Dear Leo,
I am also interested in writing some tests for a pipeline written with ruffus.
At the first stage, I want to test that my setup of the pipeline is correct in the following sense:
- existence of tasks (i.e. all tasks that should be run are present in the pipeline)
- dependency relations of tasks
- each task will produce correct output, assuming certain input
Especially the last point gives me some difficulty:
I have managed to make the pipeline deterministic without having to run it, i.e. if I just do a printout, I get all the input and output files.
But instead of going through the output from the printout manually, I would like to write some tests that can be run automatically.
I think that running a printout, capturing the output, parsing it and using that for automated tests is not really optimal.
Instead, I would love to be able to programmatically, within python, get the information that I see during a printout, i.e.
- the task names in order of being run
- input files for each task
- output files for each task
To achieve this at the moment, I could for example mimic the function `pipeline_printout`, but then I'm using unexposed methods, like `_pipeline_prepare_to_run`.
While the ruffus code doesn't seem to be changing too much lately, a certain stability for these may be assumed, yet it would be nice to have an "official" way of achieving this : )
This might also be connected to
this issue - we solve status reporting using an own reporter, calling it in @posttask. If the information I need, or more generally the state of the pipeline and of tasks, were exposed, it would be easy to write custom status reporting and write automated tests.
Cheers,
Valentin

## Exercise instructions
[A] In the forum post about testing a ruffus pipeline, which unexposed method would be used if `pipeline_printout` were mimicked?
[B] Copy word for word the passage of the ruffus forum post starting at "At the first" and ending at "a printout, i.e.".

[Data extracted from a collection]
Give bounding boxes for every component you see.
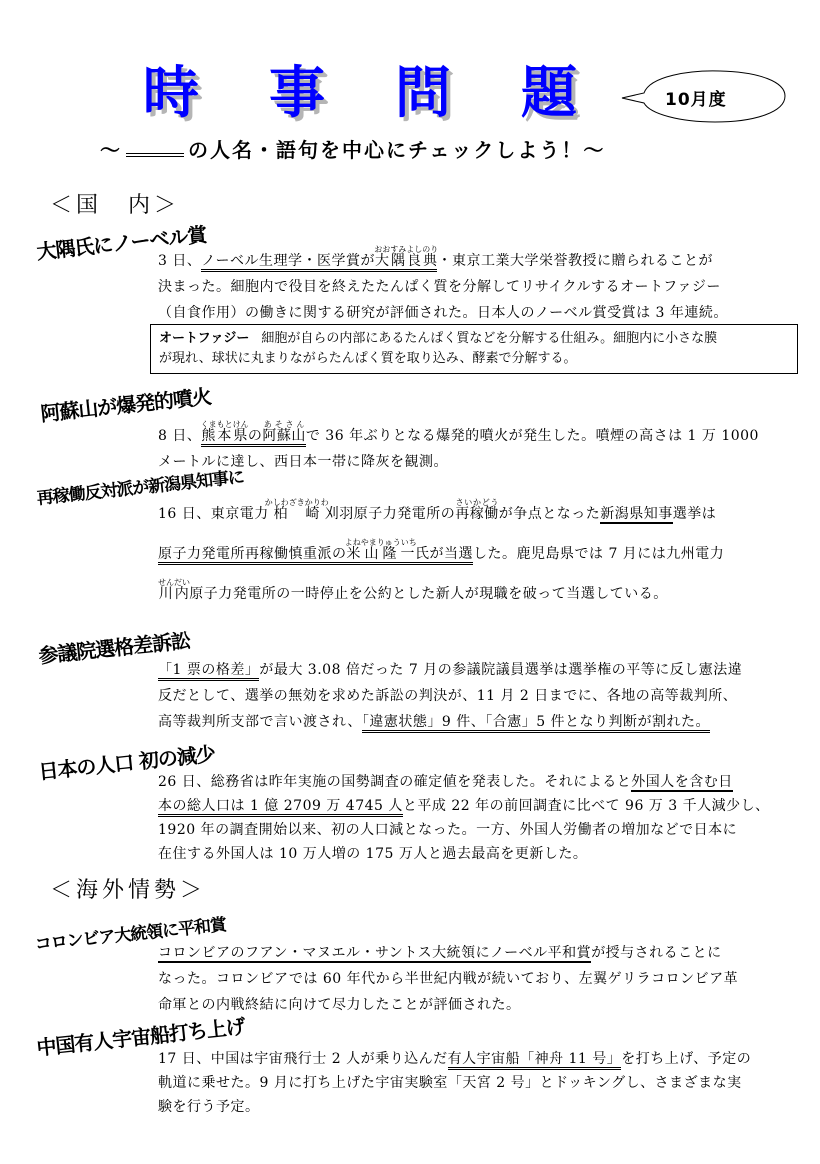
article-body: 26 日、総務省は昨年実施の国勢調査の確定値を発表した。それによると外国人を含む… [158, 770, 783, 866]
subtitle: ～の人名・語句を中心にチェックしよう！～ [100, 134, 605, 163]
section-domestic: ＜国 内＞ [50, 188, 180, 219]
article-body: コロンビアのフアン・マヌエル・サントス大統領にノーベル平和賞が授与されることに … [158, 940, 783, 1018]
worksheet-page: 時 事 問 題 10月度 ～の人名・語句を中心にチェックしよう！～ ＜国 内＞ … [0, 0, 820, 1164]
section-overseas: ＜海外情勢＞ [50, 873, 206, 904]
page-title: 時 事 問 題 [143, 62, 577, 132]
month-label: 10月度 [665, 85, 727, 110]
article-body: 「1 票の格差」が最大 3.08 倍だった 7 月の参議院議員選挙は選挙権の平等… [158, 657, 783, 735]
title-char: 問 [395, 62, 451, 132]
article-body: 16 日、東京電力柏崎かしわざきかりわ刈羽原子力発電所の再稼働さいかどうが争点と… [158, 494, 783, 614]
blank-line [126, 139, 184, 157]
article-body: 17 日、中国は宇宙飛行士 2 人が乗り込んだ有人宇宙船「神舟 11 号」を打ち… [158, 1047, 783, 1119]
article-body: 8 日、熊本県くまもとけんの阿蘇山あそさんで 36 年ぶりとなる爆発的噴火が発生… [158, 420, 783, 475]
title-char: 題 [521, 62, 577, 132]
title-char: 事 [269, 62, 325, 132]
month-speech-bubble: 10月度 [610, 66, 790, 126]
article-body: 3 日、ノーベル生理学・医学賞が大隅良典おおすみよしのり・東京工業大学栄誉教授に… [158, 245, 783, 326]
definition-term: オートファジー [159, 331, 249, 346]
definition-box: オートファジー細胞が自らの内部にあるたんぱく質などを分解する仕組み。細胞内に小さ… [150, 324, 798, 374]
title-char: 時 [143, 62, 199, 132]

## The results
[A] `_pipeline_prepare_to_run`

[B]
At the first stage, I want to test that my setup of the pipeline is correct in the following sense:
- existence of tasks (i.e. all tasks that should be run are present in the pipeline)
- dependency relations of tasks
- each task will produce correct output, assuming certain input
Especially the last point gives me some difficulty:
I have managed to make the pipeline deterministic without having to run it, i.e. if I just do a printout, I get all the input and output files.
But instead of going through the output from the printout manually, I would like to write some tests that can be run automatically.
I think that running a printout, capturing the output, parsing it and using that for automated tests is not really optimal.
Instead, I would love to be able to programmatically, within python, get the information that I see during a printout, i.e.